**DIRECTIONS**
Find every line of the listing below where "from" appears, and copy it.

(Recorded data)
>>>>>
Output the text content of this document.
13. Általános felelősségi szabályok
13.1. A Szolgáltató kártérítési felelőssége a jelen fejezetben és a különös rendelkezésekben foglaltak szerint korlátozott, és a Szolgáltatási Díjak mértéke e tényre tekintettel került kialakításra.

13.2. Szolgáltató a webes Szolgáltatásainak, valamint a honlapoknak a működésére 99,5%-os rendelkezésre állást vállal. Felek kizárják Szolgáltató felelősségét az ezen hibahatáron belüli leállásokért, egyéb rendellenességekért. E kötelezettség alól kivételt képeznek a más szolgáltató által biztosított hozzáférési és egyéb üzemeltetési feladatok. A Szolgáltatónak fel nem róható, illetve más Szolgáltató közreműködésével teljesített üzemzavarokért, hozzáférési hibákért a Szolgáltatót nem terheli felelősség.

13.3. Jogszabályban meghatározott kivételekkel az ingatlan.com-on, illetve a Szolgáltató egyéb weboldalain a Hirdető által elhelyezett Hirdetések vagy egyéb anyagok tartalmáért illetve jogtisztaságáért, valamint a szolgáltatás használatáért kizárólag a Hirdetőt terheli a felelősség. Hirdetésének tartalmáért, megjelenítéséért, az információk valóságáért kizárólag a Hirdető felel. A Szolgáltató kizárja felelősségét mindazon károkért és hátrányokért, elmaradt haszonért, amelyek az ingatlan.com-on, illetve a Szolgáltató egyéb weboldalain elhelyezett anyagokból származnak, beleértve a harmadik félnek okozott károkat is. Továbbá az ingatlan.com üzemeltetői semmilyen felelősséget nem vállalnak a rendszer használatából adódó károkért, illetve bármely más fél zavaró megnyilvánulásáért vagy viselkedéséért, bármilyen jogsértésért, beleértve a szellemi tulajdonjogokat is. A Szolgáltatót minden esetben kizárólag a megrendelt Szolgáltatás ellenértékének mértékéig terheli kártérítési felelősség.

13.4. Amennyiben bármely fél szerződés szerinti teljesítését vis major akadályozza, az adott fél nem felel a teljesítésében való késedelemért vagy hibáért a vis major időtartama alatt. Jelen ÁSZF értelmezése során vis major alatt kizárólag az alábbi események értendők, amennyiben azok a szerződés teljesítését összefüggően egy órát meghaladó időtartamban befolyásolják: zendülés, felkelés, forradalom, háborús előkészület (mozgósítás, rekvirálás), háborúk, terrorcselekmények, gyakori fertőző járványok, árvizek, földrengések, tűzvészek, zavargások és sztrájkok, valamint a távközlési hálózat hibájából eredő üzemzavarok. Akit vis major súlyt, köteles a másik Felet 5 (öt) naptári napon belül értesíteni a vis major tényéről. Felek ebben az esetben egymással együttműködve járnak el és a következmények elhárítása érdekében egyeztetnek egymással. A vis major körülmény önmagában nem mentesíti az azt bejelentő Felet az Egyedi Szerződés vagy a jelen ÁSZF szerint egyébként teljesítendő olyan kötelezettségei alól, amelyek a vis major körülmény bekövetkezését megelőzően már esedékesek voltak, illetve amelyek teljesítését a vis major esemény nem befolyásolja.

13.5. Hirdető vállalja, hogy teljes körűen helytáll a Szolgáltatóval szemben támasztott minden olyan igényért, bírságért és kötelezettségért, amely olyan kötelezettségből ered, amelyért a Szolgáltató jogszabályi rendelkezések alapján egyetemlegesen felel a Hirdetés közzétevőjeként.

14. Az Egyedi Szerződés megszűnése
<<<<<
>>>>>
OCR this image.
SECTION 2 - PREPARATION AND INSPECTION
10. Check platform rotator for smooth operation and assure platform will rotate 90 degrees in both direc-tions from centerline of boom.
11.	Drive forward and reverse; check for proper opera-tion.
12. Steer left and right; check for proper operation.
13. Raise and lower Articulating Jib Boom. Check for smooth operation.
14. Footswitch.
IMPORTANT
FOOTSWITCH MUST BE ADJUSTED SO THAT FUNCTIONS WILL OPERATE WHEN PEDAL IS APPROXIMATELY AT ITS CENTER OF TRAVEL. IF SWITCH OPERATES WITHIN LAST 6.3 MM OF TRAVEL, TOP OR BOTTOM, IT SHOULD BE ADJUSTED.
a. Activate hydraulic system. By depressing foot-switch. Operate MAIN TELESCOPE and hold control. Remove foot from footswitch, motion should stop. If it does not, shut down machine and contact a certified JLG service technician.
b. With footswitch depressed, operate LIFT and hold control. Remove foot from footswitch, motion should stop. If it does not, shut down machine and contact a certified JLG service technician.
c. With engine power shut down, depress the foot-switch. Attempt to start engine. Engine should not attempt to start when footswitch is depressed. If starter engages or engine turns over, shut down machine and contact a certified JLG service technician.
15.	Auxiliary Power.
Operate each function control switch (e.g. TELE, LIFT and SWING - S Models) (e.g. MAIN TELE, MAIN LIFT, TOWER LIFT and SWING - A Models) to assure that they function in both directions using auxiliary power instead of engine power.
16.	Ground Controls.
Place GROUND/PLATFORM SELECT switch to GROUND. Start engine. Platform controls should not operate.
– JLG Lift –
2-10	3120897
<<<<<
**EXERCISE OUTPUT**
10. Check platform rotator for smooth operation and assure platform will rotate 90 degrees in both direc-tions from centerline of boom.
a. Activate hydraulic system. By depressing foot-switch. Operate MAIN TELESCOPE and hold control. Remove foot from footswitch, motion should stop. If it does not, shut down machine and contact a certified JLG service technician.
b. With footswitch depressed, operate LIFT and hold control. Remove foot from footswitch, motion should stop. If it does not, shut down machine and contact a certified JLG service technician.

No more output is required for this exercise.